-- begin EXTRACTED ENTRIES --

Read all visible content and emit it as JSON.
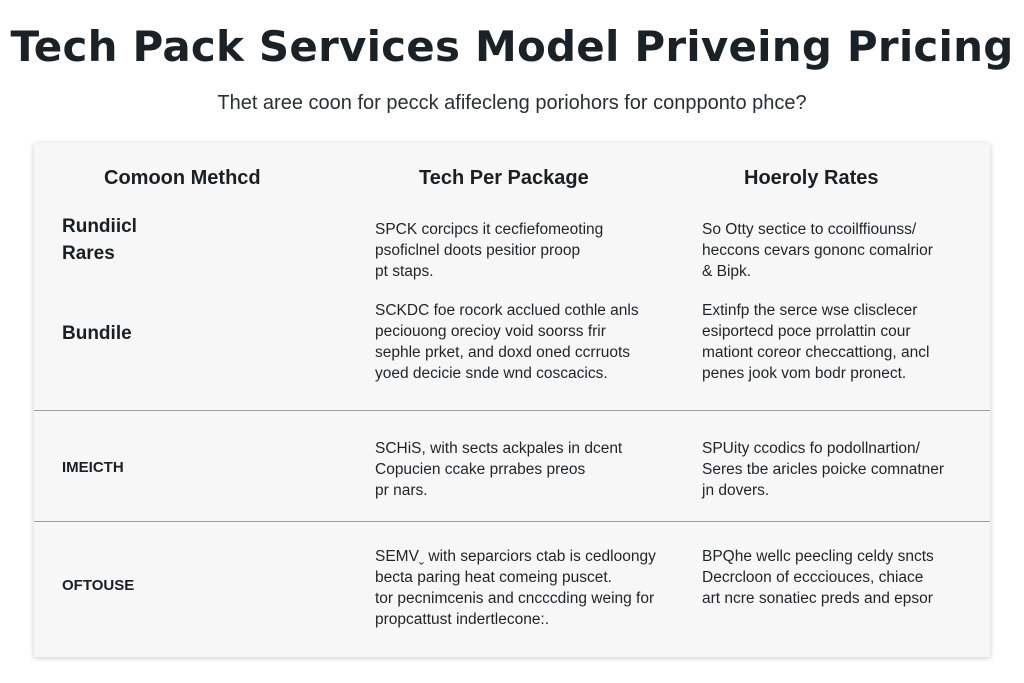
{
  "header": {
    "title": "Tech Pack Services Model Priveing Pricing",
    "subtitle": "Thet aree coon for pecck afifecleng poriohors for conpponto phce?"
  },
  "table": {
    "columns": [
      "Comoon Methcd",
      "Tech Per Package",
      "Hoeroly Rates"
    ],
    "rows": [
      {
        "label": "Rundiicl\nRares",
        "cells": [
          [
            "SPCK corcipcs it cecfiefomeoting",
            "psoficlnel doots pesitior proop",
            "pt staps."
          ],
          [
            "So Otty sectice to ccoilffiounss/",
            "heccons cevars gononc comalrior",
            "& Bipk."
          ]
        ]
      },
      {
        "label": "Bundile",
        "cells": [
          [
            "SCKDC foe rocork acclued cothle anls",
            "peciouong orecioy void soorss frir",
            "sephle prket, and doxd oned ccrruots",
            "yoed decicie snde wnd coscacics."
          ],
          [
            "Extinfp the serce wse clisclecer",
            "esiportecd poce prrolattin cour",
            "mationt coreor checcattiong, ancl",
            "penes jook vom bodr pronect."
          ]
        ]
      },
      {
        "label": "IMEICTH",
        "cells": [
          [
            "SCHiS, with sects ackpales in dcent",
            "Copucien ccake prrabes preos",
            "pr nars."
          ],
          [
            "SPUity ccodics fo podollnartion/",
            "Seres tbe aricles poicke comnatner",
            "jn dovers."
          ]
        ]
      },
      {
        "label": "OFTOUSE",
        "cells": [
          [
            "SEMVˬ with separciors ctab is cedloongy",
            "becta paring heat comeing puscet.",
            "tor pecnimcenis and cncccding weing for",
            "propcattust indertlecone:."
          ],
          [
            "BPQhe wellc peecling celdy sncts",
            "Decrcloon of eccciouces, chiace",
            "art ncre sonatiec preds and epsor"
          ]
        ]
      }
    ]
  }
}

-- end EXTRACTED ENTRIES --

_WHAT TO WORK ON_
Please write out all of the material above without changing a word, and omit any pictures.

_FULL RESPONSE_
Read all visible content and emit it as JSON.
{
  "header": {
    "title": "Tech Pack Services Model Priveing Pricing",
    "subtitle": "Thet aree coon for pecck afifecleng poriohors for conpponto phce?"
  },
  "table": {
    "columns": [
      "Comoon Methcd",
      "Tech Per Package",
      "Hoeroly Rates"
    ],
    "rows": [
      {
        "label": "Rundiicl\nRares",
        "cells": [
          [
            "SPCK corcipcs it cecfiefomeoting",
            "psoficlnel doots pesitior proop",
            "pt staps."
          ],
          [
            "So Otty sectice to ccoilffiounss/",
            "heccons cevars gononc comalrior",
            "& Bipk."
          ]
        ]
      },
      {
        "label": "Bundile",
        "cells": [
          [
            "SCKDC foe rocork acclued cothle anls",
            "peciouong orecioy void soorss frir",
            "sephle prket, and doxd oned ccrruots",
            "yoed decicie snde wnd coscacics."
          ],
          [
            "Extinfp the serce wse clisclecer",
            "esiportecd poce prrolattin cour",
            "mationt coreor checcattiong, ancl",
            "penes jook vom bodr pronect."
          ]
        ]
      },
      {
        "label": "IMEICTH",
        "cells": [
          [
            "SCHiS, with sects ackpales in dcent",
            "Copucien ccake prrabes preos",
            "pr nars."
          ],
          [
            "SPUity ccodics fo podollnartion/",
            "Seres tbe aricles poicke comnatner",
            "jn dovers."
          ]
        ]
      },
      {
        "label": "OFTOUSE",
        "cells": [
          [
            "SEMVˬ with separciors ctab is cedloongy",
            "becta paring heat comeing puscet.",
            "tor pecnimcenis and cncccding weing for",
            "propcattust indertlecone:."
          ],
          [
            "BPQhe wellc peecling celdy sncts",
            "Decrcloon of eccciouces, chiace",
            "art ncre sonatiec preds and epsor"
          ]
        ]
      }
    ]
  }
}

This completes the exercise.